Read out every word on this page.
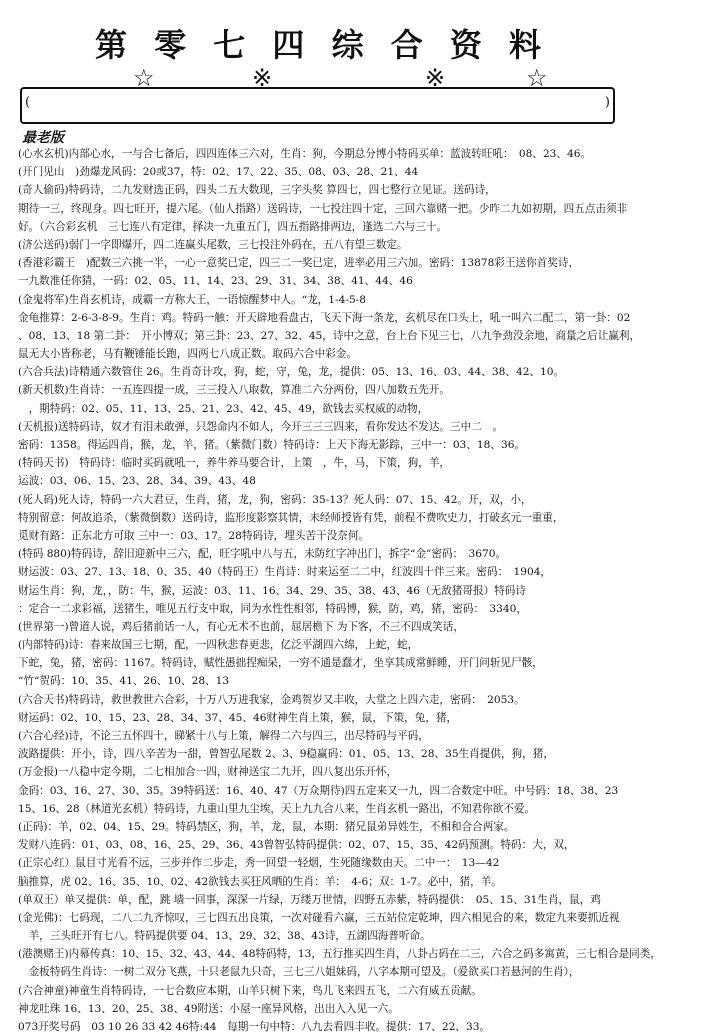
第 零 七 四 综 合 资 料
☆	※	※	☆
(	)
最老版
(心水玄机)内部心水，一与合七备后，四四连体三六对，生肖：狗，今期总分博小特码买单：蓝波转旺吼：　08、23、46。
(开门见山　)劲爆龙风码：20或37，特：02、17、22、35、08、03、28、21、44
(奇人偷码)特码诗，二九发财选正码，四头二五大数现，三字头奖 算四七，四七整行立见证。送码诗，
期待一三，终现身。四七旺开，提六尾。（仙人指路）送码诗，一七投注四十定，三回六靠赌一把。少昨二九如初期，四五点击须非
好。（六合彩玄机　三七连八有定律，择决一九重五门，四五指路排两边，逢选二六与三十。
(济公送码)弱门一字即爆开，四二连赢头尾数，三七投注外码在，五八有望三数定。
(香港彩霸王　)配数三六挑一半，一心一意奖已定，四三二一奖已定，进率必用三六加。密码：13878彩王送你首奖诗，
一九数准任你猜，一码：02、05、11、14、23、29、31、34、38、41、44、46
(金鬼将军)生肖玄机诗，成霸一方称大王，一语惊醒梦中人。“龙，1-4-5-8
金龟推算：2-6-3-8-9。生肖：鸡。特码一触：开天辟地看盘古，飞天下海一条龙，玄机尽在口头上，吼一叫六二配二，第一卦：02
、08、13、18 第二卦：　开小博双；第三卦：23、27、32、45，诗中之意，台上台下见三七，八九争劲没余地，商量之后让赢利，
鼠无大小皆称老，马有鞭锤能长跑，四两七八成正数。取码六合中彩金。
(六合兵法)诗精通六数管住 26。生肖奇计攻，狗，蛇，守，兔，龙，提供：05、13、16、03、44、38、42、10。
(新天机数)生肖诗：一五连四提一成，三三投入八取数，算准二六分两份，四八加数五先开。
　，期特码：02、05、11、13、25、21、23、42、45、49，欲钱去买权威的动物，
(天机报)送特码诗，奴才有泪未敢弹，只怨命内不如人，今开三三三四来，看你发达不发达。三中二　。
密码：1358。得运四肖，猴，龙，羊，猪。（紫微门数）特码诗：上天下海无影踪，三中一：03、18、36。
(特码天书)　特码诗：临时买码就吼一，养牛养马要合计，上策　，牛，马，下策，狗，羊，
运波：03、06、15、23、28、34、39、43、48
(死人码)死人诗，特码一六大君豆，生肖，猪，龙，狗，密码：35-13？死人码：07、15、42。开，双，小，
特别留意：何故追杀，（紫微倒数）送码诗，监形度影察其情，未经师授皆有凭，前程不费吹史力，打破玄元一重重，
觅财有路：正东北方可取 三中一：03、17。28特码诗，埋头苦干没奈何。
(特码 880)特码诗，辞旧迎新中三六，配，旺字吼中八与五，未防红字冲出门，拆字“金”密码：　3670。
财运波：03、27、13、18、0、35、40（特码王）生肖诗：时来运至二二中，红波四十伴三来。密码：　1904，
财运生肖：狗，龙，，防：牛，猴，运波：03、11、16、34、29、35、38、43、46（无敌猪哥报）特码诗
：定合一二求彩福，送猪生，唯见五行支中取，同为水性性相邻，特码博，猴，防，鸡，猪，密码：　3340，
(世界第一)曾道人说，鸡后猪前话一人，有心无术不也前，屈居檐下 为下客，不三不四成笑话，
(内部特码)诗：春来故国三七期，配，一四秋悲春更悲，亿泛平湖四六绵，上蛇，蛇，
下蛇，兔，猪，密码：1167。特码诗，赋性愚拙捏痴呆，一穷不通是蠢才，坐享其成常鲜睡，开门问斩见尸骸，
“竹“贺码：10、35、41、26、10、28、13
(六合天书)特码诗，救世教世六合彩，十万八万进我家，金鸡贺岁又丰收，大堂之上四六走，密码：　2053。
财运码：02、10、15、23、28、34、37、45、46财神生肖上策，猴，鼠，下策，兔，猪，
(六合心经)诗，不论三五怀四十，睇紧十八与上策，解得二六与四三，出尽特码与平码，
波路提供：开小，诗，四八辛苦为一甜，曾智弘尾数 2、3、9稳赢码：01、05、13、28、35生肖提供，狗，猪，
(万金报)一八稳中定今期，二七相加合一四，财神送宝二九开，四八复出乐开怀，
金码：03、16、27、30、35。39特码送：16、40、47（万众期待)四五定来又一九，四二合数定中旺。中号码：18、38、23
15、16、28（林道光玄机）特码诗，九重山里九尘埃，天上九九合八来，生肖玄机一路出，不知君你欲不爱。
(正码)：羊，02、04、15、29。特码禁区，狗，羊，龙，鼠，本期：猪兄鼠弟异姓生，不相和合合两家。
发财八连码：01、03、08、16、25、29、36、43曾智弘特码提供：02、07、15、35、42码预测。特码：大，双，
(正宗心红）鼠目寸光看不远，三步并作二步走，秀一回望一轻烟，生死随缘数由天。二中一：　13—42
脑推算，虎 02、16、35、10、02、42欲钱去买狂风晒的生肖：羊：　4-6；双：1-7。必中，猪，羊。
(单双王）单又提供：单，配，跳 墙一回事，深深一片绿，万缕万世情，四野五赤紫，特码提供：　05、15、31生肖，鼠，鸡
(金光佛)：七码现，二八二九齐惊叹，三七四五出良策，一次对碰看六赢，三五站位定乾坤，四六相见合的来，数定九来要抓近视
　羊，三头旺开有七八。特码提供要 04、13、29、32、38、43诗，五湖四海普听命。
(港澳赌王)内幕传真：10、15、32、43、44、48特码特，13，五行推买四生肖，八卦占码在二三，六合之码多寓黄，三七相合是同类，
　金板特码生肖诗：一树二双分飞燕，十只老鼠九只奇，三七三八姐妹码，八字本期可望及。（爱欲买口若悬河的生肖），
(六合神童)神童生肖特码诗，一七合数应本期，山羊只树下来，鸟儿飞来四五飞，二六有威五贡献。
神龙吐珠 16、13、20、25、38、49附送：小屋一座异风格，出出入入见一六。
073开奖号码　03 10 26 33 42 46特:44　每期一句中特：八九去看四丰收。提供：17、22、33。
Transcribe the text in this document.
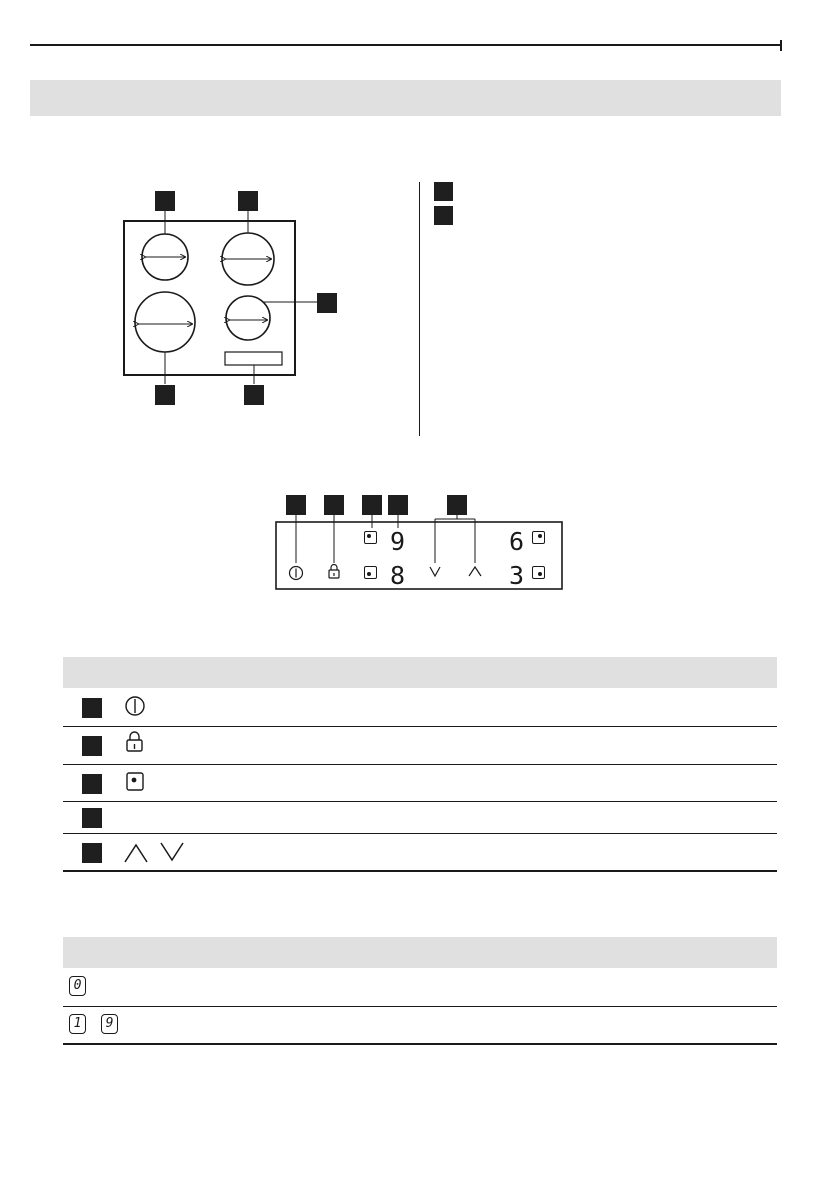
9
8
6
3
0
1	9
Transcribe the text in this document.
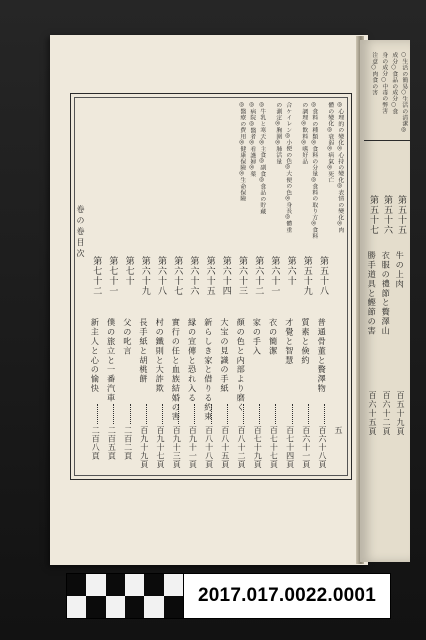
○生活の簡易○生活の淸潔◎
成分○食品の成分○食
身の成分○中毒の弊害
注意○肉食の害
第五十五
牛の上肉
百五十九頁
第五十六
衣服の禮節と贅澤山
百六十二頁
第五十七
勝手道具と鰹節の害
百六十五頁
卷の卷目次
五
◎心理的の變化◎心持の變化◎表情の變化◎肉
體の變化◎衰弱◎病氣◎死亡
◎食料の種類◎食料の分量◎食料の取り方◎食料
の調理◎飲料◎嗜好品
合ケイレン◎小便の色◎大便の色◎身長◎體重
の測定◎胸圍◎肺活量
◎牛乳と寒天◎主食◎副食◎食品の貯藏
◎病院◎醫者◎看護婦◎薬
◎醫療の費用◎健康保險◎生命保險
第五十八
普通骨董と贅澤物
百六十八頁
第五十九
質素と倹約
百六十一頁
第六十
才覺と智慧
百七十四頁
第六十一
衣の簡潔
百七十七頁
第六十二
家の手入
百七十九頁
第六十三
顏の色と内部より磨く
百八十二頁
第六十四
大宝の見識の手紙
百八十五頁
第六十五
新らしき家と借りる約束
百八十八頁
第六十六
縁の宣傳と恐れ入る
百九十一頁
第六十七
實行の任と血族結婚の害
百九十三頁
第六十八
村の鐵則と大詐欺
百九十七頁
第六十九
長手紙と胡桃餅
百九十九頁
第七十
父の叱言
二百二頁
第七十一
僕の旅立と一番汽車
二百五頁
第七十二
新主人と心の愉快
二百八頁
2017.017.0022.0001
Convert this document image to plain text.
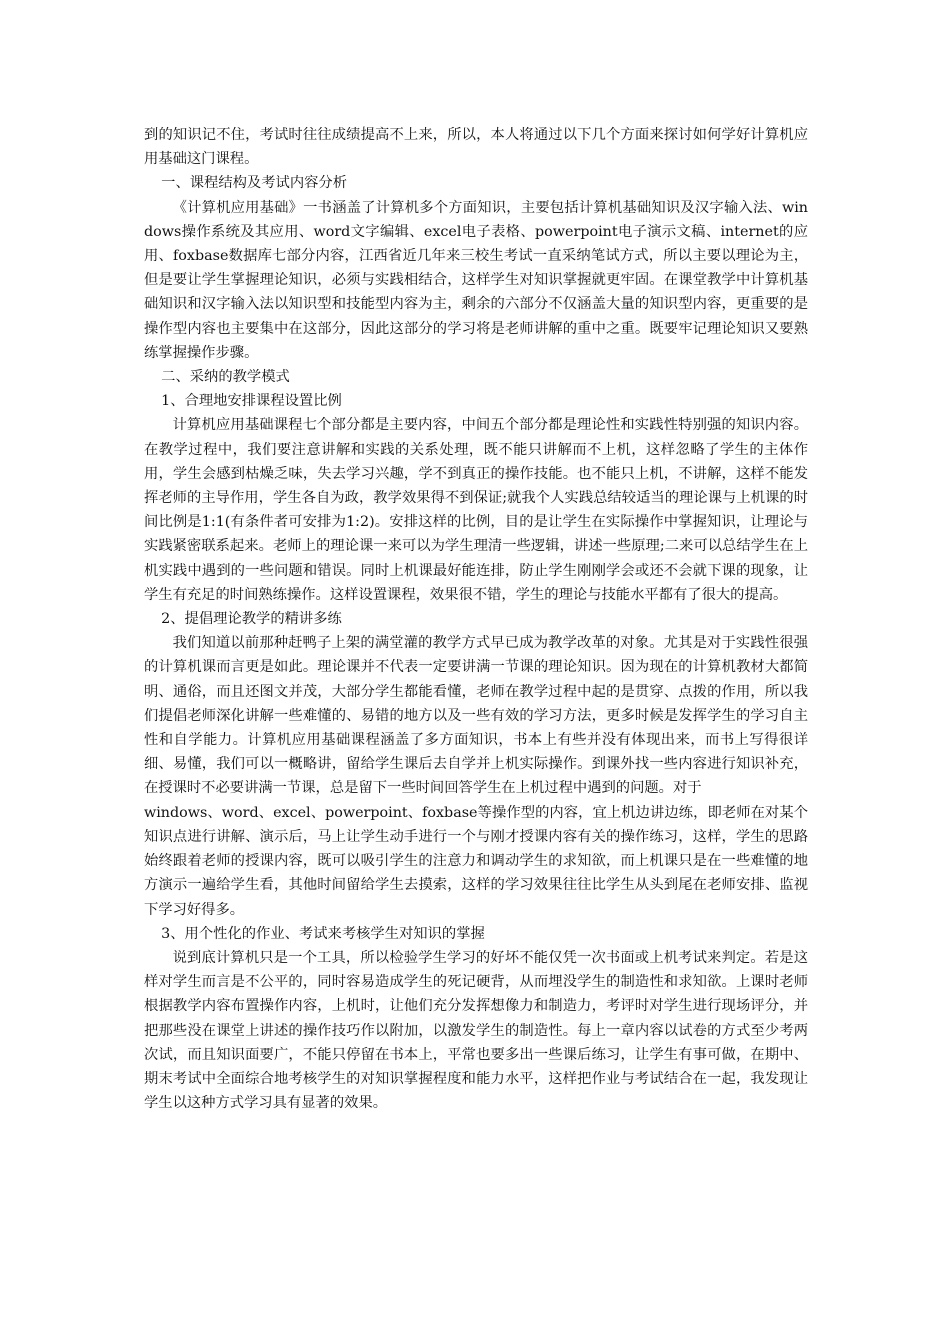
到的知识记不住，考试时往往成绩提高不上来，所以，本人将通过以下几个方面来探讨如何学好计算机应用基础这门课程。

一、课程结构及考试内容分析

《计算机应用基础》一书涵盖了计算机多个方面知识，主要包括计算机基础知识及汉字输入法、windows操作系统及其应用、word文字编辑、excel电子表格、powerpoint电子演示文稿、internet的应用、foxbase数据库七部分内容，江西省近几年来三校生考试一直采纳笔试方式，所以主要以理论为主，但是要让学生掌握理论知识，必须与实践相结合，这样学生对知识掌握就更牢固。在课堂教学中计算机基础知识和汉字输入法以知识型和技能型内容为主，剩余的六部分不仅涵盖大量的知识型内容，更重要的是操作型内容也主要集中在这部分，因此这部分的学习将是老师讲解的重中之重。既要牢记理论知识又要熟练掌握操作步骤。

二、采纳的教学模式

1、合理地安排课程设置比例

计算机应用基础课程七个部分都是主要内容，中间五个部分都是理论性和实践性特别强的知识内容。在教学过程中，我们要注意讲解和实践的关系处理，既不能只讲解而不上机，这样忽略了学生的主体作用，学生会感到枯燥乏味，失去学习兴趣，学不到真正的操作技能。也不能只上机，不讲解，这样不能发挥老师的主导作用，学生各自为政，教学效果得不到保证;就我个人实践总结较适当的理论课与上机课的时间比例是1:1(有条件者可安排为1:2)。安排这样的比例，目的是让学生在实际操作中掌握知识，让理论与实践紧密联系起来。老师上的理论课一来可以为学生理清一些逻辑，讲述一些原理;二来可以总结学生在上机实践中遇到的一些问题和错误。同时上机课最好能连排，防止学生刚刚学会或还不会就下课的现象，让学生有充足的时间熟练操作。这样设置课程，效果很不错，学生的理论与技能水平都有了很大的提高。

2、提倡理论教学的精讲多练

我们知道以前那种赶鸭子上架的满堂灌的教学方式早已成为教学改革的对象。尤其是对于实践性很强的计算机课而言更是如此。理论课并不代表一定要讲满一节课的理论知识。因为现在的计算机教材大都简明、通俗，而且还图文并茂，大部分学生都能看懂，老师在教学过程中起的是贯穿、点拨的作用，所以我们提倡老师深化讲解一些难懂的、易错的地方以及一些有效的学习方法，更多时候是发挥学生的学习自主性和自学能力。计算机应用基础课程涵盖了多方面知识，书本上有些并没有体现出来，而书上写得很详细、易懂，我们可以一概略讲，留给学生课后去自学并上机实际操作。到课外找一些内容进行知识补充，在授课时不必要讲满一节课，总是留下一些时间回答学生在上机过程中遇到的问题。对于

windows、word、excel、powerpoint、foxbase等操作型的内容，宜上机边讲边练，即老师在对某个知识点进行讲解、演示后，马上让学生动手进行一个与刚才授课内容有关的操作练习，这样，学生的思路始终跟着老师的授课内容，既可以吸引学生的注意力和调动学生的求知欲，而上机课只是在一些难懂的地方演示一遍给学生看，其他时间留给学生去摸索，这样的学习效果往往比学生从头到尾在老师安排、监视下学习好得多。

3、用个性化的作业、考试来考核学生对知识的掌握

说到底计算机只是一个工具，所以检验学生学习的好坏不能仅凭一次书面或上机考试来判定。若是这样对学生而言是不公平的，同时容易造成学生的死记硬背，从而埋没学生的制造性和求知欲。上课时老师根据教学内容布置操作内容，上机时，让他们充分发挥想像力和制造力，考评时对学生进行现场评分，并把那些没在课堂上讲述的操作技巧作以附加，以激发学生的制造性。每上一章内容以试卷的方式至少考两次试，而且知识面要广，不能只停留在书本上，平常也要多出一些课后练习，让学生有事可做，在期中、期末考试中全面综合地考核学生的对知识掌握程度和能力水平，这样把作业与考试结合在一起，我发现让学生以这种方式学习具有显著的效果。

..........

TASK OBJECTIVE: Identify and list each line with the word "this".

FULL SOLUTION:
Read out every word on this page.
Transcribe the text in this document.
Transcribe the text in this document.
Convert this document image to plain text.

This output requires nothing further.